読解文:
↓↓↓
富士通Japanはこのほど、「医療DX令和ビジョン2030」への対応として、電子カルテシステムを中心に、医療現場における業務効率化やAIの活用など同社の取り組みの進捗をメディアに公開した。

富士通Japanヘルスケア事業50年の変遷

富士通のヘルスケア事業の歴史は、およそ50年前の医事会計システムの開発にまでさかのぼる。当時は部門業務の効率化を支援していた。1990年代には電子カルテシステムの開発を開始し、院内全体の情報共有を促進。

2000年代からは地域医療連携システムを構築するなど、地域全体での医療情報共有を支えている。近年ではクラウド化やAI活用、スマートヘルスなどの取り組みに着手しており、持続可能な医療への貢献を図っているという。

現在では主力の電子カルテの国内市場において全体シェア32%を獲得し、業界大手の地位を築いている。特に400床以上の病院では、そのシェアは47%に上る。富士通Japanは2014年から電子カルテのクラウド化にも注力。同社サービスのユーザーは32.2%がクラウド型電子カルテを導入しているそうだ。病院市場全体では15.1%であり、市場平均よりも高い割合でクラウドシフトを推進している。

  • 富士通のヘルスケア事業の歴史

    富士通のヘルスケア事業の歴史

富士通Japanでヘルスケアソリューションを担当する吉沢萌氏は「電子カルテをはじめとする医療情報のクラウド化は、コストや運用管理の手間の削減、保守の効率化などが見込める。加えて、被災時の迅速なデータ復旧による継続的な医療提供など、災害対策としても一定の効果が期待できる」と、クラウド化の利点について説明していた。

  • 富士通Japan ヘルスケア事業本部 ビジネスクリエーション統括部 ヘルスケアソリューションビジネス部 吉沢氏

    富士通Japan ヘルスケア事業本部 ビジネスクリエーション統括部 ヘルスケアソリューションビジネス部 吉沢氏

「医療DX令和ビジョン2030」への対応

コロナ禍に日本の医療制度の課題が浮き彫りになったことなどから、2022年5月に自由民主党政務調査会より「医療DX令和ビジョン2030」が提言された。この提言は、高齢化社会の中で医療現場の効率化や自然災害・感染症への対応など、医療分野のデジタル化を推進するための施策についてまとめている。

提言の実現に向けては、電子カルテなどの情報を共有または交換可能な全国医療情報プラットフォームの創設、電子カルテへの情報入力の規格化や標準化、診療報酬改定のデジタル化と作業効率化などが議論されている。

  • 「医療DX令和ビジョン2030」の概要

    「医療DX令和ビジョン2030」の概要

富士通Japanはこの提言に対し、国策対応の専門組織を結成。全国での勉強会を通じてナレッジの共有と情報の高度化を進めているという。具体的な取り組みとして「オンライン資格確認」「電子処方箋」「緊急時医療情報閲覧」「電子カルテ情報共有サービス」の各システムについて、導入促進を図っている。以下、各内容について説明する。
↑↑↑
収集データ項目:
↓↓↓
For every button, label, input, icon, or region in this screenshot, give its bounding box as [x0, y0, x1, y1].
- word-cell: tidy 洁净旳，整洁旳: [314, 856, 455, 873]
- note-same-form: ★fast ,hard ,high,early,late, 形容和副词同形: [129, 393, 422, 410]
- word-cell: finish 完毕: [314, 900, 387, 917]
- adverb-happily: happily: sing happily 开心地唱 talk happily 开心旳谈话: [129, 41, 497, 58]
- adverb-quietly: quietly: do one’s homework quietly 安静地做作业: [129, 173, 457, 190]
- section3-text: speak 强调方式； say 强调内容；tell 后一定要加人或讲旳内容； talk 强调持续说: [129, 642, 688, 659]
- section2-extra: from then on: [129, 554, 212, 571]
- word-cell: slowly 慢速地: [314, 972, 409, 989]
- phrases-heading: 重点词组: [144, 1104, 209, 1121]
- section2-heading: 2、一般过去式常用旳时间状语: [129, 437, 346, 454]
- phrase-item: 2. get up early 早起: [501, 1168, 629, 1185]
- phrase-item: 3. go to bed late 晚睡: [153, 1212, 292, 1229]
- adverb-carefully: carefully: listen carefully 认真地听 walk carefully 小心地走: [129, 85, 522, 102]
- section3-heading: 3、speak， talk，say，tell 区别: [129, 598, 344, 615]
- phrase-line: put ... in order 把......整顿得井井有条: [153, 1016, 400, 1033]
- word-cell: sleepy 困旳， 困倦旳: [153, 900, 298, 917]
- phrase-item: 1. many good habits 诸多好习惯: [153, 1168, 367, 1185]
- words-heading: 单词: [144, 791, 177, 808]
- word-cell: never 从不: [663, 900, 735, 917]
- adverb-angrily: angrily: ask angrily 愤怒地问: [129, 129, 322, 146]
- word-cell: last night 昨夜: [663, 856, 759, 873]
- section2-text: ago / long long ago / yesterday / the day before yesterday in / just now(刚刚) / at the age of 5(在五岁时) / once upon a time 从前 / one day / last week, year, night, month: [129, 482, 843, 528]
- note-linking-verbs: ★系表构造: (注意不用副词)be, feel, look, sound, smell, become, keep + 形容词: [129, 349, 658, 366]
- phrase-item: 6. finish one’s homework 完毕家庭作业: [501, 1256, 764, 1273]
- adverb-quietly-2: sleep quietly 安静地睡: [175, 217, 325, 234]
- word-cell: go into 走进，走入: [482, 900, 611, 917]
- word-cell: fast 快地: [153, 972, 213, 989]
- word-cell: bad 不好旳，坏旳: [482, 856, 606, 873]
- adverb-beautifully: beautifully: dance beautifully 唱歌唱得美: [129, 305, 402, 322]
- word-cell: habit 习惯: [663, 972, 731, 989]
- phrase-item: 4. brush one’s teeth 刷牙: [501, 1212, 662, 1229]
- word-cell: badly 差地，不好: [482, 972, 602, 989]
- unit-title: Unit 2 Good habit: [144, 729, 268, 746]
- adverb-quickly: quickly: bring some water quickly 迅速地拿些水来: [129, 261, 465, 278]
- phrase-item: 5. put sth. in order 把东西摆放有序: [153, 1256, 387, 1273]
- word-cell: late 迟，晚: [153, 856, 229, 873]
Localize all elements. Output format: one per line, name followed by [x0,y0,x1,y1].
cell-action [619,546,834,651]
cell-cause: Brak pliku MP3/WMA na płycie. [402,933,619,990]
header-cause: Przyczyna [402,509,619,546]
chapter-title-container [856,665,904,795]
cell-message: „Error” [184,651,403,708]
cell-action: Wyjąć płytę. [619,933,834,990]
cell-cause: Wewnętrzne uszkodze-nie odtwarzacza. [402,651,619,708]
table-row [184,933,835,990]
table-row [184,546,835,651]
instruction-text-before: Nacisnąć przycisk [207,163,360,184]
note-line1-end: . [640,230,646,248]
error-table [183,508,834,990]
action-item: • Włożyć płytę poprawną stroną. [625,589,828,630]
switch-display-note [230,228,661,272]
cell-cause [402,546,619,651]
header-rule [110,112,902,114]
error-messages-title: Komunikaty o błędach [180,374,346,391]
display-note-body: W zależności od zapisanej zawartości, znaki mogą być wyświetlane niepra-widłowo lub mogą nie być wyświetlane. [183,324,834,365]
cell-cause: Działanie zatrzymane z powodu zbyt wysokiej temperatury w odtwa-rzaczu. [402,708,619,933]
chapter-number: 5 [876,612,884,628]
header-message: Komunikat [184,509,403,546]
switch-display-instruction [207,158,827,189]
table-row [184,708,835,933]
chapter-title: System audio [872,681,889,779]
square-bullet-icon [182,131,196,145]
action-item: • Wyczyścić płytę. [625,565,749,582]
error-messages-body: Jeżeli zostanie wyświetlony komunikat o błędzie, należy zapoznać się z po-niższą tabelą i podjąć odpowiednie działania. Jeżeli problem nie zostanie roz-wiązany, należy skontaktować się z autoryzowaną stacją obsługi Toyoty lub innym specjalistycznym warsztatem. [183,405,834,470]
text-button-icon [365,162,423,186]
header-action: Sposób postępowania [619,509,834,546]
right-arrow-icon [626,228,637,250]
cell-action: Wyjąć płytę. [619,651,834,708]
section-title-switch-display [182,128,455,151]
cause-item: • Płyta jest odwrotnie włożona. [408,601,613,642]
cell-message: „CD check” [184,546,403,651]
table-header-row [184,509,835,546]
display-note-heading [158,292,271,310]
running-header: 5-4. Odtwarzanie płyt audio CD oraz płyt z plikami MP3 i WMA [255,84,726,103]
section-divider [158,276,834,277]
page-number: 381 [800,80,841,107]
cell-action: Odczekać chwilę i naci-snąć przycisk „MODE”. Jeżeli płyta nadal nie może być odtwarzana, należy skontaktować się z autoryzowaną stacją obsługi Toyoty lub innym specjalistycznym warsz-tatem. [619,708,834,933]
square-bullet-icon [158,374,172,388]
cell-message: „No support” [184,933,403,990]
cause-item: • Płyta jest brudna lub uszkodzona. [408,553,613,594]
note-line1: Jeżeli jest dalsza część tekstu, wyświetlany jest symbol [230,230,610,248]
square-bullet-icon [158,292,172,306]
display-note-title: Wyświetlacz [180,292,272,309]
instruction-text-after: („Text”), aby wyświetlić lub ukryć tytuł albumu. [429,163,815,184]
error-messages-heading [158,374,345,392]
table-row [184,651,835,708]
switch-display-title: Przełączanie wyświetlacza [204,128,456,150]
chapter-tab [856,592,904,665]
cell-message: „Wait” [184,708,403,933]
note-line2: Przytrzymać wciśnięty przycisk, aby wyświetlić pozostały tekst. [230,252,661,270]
↑↑↑
作業指示 1: 読解文によると、富士通Japanのサービスのユーザーのうち、クラウド型電子カルテを導入しているのは何パーセントか。
作業指示 2: 読解文の内容を二文で要約しなさい。
作業指示 3: 読解文の一部を書き写しなさい。「2000年代からは地域医療連」という語句を含むところから始め、「の利点について説明していた。」で終えること。

最終解答 1: 32.2%

最終解答 2: 富士通のヘルスケア事業は約50年前の医事会計システムの開発に始まり、電子カルテシステムや地域医療連携システムの構築を経て、現在は国内の電子カルテ市場で32%のシェアを獲得し、市場平均より高い割合でクラウド化を推進している。富士通Japanは2022年5月に提言された「医療DX令和ビジョン2030」に対して国策対応の専門組織を結成し、「オンライン資格確認」や「電子処方箋」などの各システムの導入促進を図っている。

最終解答 3:
2000年代からは地域医療連携システムを構築するなど、地域全体での医療情報共有を支えている。近年ではクラウド化やAI活用、スマートヘルスなどの取り組みに着手しており、持続可能な医療への貢献を図っているという。

現在では主力の電子カルテの国内市場において全体シェア32%を獲得し、業界大手の地位を築いている。特に400床以上の病院では、そのシェアは47%に上る。富士通Japanは2014年から電子カルテのクラウド化にも注力。同社サービスのユーザーは32.2%がクラウド型電子カルテを導入しているそうだ。病院市場全体では15.1%であり、市場平均よりも高い割合でクラウドシフトを推進している。

  • 富士通のヘルスケア事業の歴史

    富士通のヘルスケア事業の歴史

富士通Japanでヘルスケアソリューションを担当する吉沢萌氏は「電子カルテをはじめとする医療情報のクラウド化は、コストや運用管理の手間の削減、保守の効率化などが見込める。加えて、被災時の迅速なデータ復旧による継続的な医療提供など、災害対策としても一定の効果が期待できる」と、クラウド化の利点について説明していた。